++++ Provided records
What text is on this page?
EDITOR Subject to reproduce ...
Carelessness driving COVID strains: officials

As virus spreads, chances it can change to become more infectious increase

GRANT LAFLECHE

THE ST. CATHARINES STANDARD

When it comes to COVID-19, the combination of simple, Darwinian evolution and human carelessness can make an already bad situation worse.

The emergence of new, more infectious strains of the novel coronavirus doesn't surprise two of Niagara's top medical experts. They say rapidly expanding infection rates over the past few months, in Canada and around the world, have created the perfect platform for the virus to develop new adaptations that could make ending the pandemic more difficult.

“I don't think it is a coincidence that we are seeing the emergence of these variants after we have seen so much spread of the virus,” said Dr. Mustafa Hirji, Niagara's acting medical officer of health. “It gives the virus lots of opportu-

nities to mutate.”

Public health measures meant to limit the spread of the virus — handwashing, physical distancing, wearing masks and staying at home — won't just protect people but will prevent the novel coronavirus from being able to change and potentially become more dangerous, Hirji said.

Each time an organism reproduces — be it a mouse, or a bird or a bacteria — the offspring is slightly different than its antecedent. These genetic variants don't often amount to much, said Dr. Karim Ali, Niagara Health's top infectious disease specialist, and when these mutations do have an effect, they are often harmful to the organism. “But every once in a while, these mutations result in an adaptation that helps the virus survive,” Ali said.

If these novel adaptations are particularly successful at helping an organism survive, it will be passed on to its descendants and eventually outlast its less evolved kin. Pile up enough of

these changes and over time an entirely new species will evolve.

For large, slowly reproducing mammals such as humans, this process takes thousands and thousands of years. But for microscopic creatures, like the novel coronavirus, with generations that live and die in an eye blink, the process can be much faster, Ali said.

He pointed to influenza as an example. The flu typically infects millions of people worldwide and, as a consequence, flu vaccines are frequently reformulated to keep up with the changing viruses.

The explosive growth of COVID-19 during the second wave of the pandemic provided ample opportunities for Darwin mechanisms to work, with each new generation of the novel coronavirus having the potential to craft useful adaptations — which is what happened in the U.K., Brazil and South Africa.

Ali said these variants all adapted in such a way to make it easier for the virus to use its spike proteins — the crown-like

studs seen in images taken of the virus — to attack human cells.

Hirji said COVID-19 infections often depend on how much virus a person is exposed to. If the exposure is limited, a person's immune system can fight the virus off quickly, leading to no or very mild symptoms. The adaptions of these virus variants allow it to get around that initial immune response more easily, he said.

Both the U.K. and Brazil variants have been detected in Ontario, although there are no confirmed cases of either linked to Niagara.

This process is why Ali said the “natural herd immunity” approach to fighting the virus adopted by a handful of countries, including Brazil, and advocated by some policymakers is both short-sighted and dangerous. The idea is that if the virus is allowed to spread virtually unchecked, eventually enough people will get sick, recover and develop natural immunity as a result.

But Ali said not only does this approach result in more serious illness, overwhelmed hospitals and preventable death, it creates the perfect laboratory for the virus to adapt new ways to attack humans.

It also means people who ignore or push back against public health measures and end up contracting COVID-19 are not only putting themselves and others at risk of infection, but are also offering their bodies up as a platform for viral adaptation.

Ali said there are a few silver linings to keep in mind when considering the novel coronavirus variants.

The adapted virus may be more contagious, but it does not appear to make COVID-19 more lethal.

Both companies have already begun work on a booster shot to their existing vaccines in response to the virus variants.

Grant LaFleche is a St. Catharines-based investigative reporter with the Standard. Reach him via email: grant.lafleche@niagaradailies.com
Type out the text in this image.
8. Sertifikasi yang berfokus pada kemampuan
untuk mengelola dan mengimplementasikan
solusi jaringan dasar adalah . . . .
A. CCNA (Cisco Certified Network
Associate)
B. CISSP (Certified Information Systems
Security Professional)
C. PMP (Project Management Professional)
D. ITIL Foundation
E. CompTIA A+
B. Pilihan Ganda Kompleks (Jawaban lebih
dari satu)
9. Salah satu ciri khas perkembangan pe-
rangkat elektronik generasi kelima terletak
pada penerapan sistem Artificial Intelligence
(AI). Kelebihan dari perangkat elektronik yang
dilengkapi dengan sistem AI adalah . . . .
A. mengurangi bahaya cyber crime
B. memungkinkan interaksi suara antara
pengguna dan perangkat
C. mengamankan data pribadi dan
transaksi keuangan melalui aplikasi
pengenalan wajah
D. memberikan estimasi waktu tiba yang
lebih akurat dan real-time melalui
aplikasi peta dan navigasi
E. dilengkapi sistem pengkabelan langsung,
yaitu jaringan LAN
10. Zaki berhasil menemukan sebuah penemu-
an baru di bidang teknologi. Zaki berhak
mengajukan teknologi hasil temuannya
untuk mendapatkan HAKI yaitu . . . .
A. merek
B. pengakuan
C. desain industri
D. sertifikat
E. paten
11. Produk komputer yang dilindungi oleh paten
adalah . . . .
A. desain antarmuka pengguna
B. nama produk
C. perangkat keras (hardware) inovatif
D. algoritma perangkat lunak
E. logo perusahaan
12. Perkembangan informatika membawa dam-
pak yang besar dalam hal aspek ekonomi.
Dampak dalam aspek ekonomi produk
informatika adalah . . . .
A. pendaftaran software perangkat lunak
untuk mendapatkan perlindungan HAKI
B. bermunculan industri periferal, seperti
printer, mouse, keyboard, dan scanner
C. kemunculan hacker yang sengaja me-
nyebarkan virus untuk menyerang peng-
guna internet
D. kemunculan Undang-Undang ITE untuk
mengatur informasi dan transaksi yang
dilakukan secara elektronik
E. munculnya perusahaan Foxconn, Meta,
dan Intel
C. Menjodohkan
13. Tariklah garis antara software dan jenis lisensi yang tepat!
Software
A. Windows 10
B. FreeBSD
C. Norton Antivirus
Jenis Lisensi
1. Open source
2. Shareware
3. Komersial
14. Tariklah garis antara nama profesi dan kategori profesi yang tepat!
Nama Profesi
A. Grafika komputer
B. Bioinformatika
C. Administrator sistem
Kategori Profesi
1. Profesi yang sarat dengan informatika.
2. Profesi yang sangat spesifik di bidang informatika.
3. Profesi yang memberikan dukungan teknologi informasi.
++++++++
Task requirements:
Your answer must consist of every line in the listing that contains "Brazil".

Solution below:
The explosive growth of COVID-19 during the second wave of the pandemic provided ample opportunities for Darwin mechanisms to work, with each new generation of the novel coronavirus having the potential to craft useful adaptations — which is what happened in the U.K., Brazil and South Africa.
Both the U.K. and Brazil variants have been detected in Ontario, although there are no confirmed cases of either linked to Niagara.
This process is why Ali said the “natural herd immunity” approach to fighting the virus adopted by a handful of countries, including Brazil, and advocated by some policymakers is both short-sighted and dangerous. The idea is that if the virus is allowed to spread virtually unchecked, eventually enough people will get sick, recover and develop natural immunity as a result.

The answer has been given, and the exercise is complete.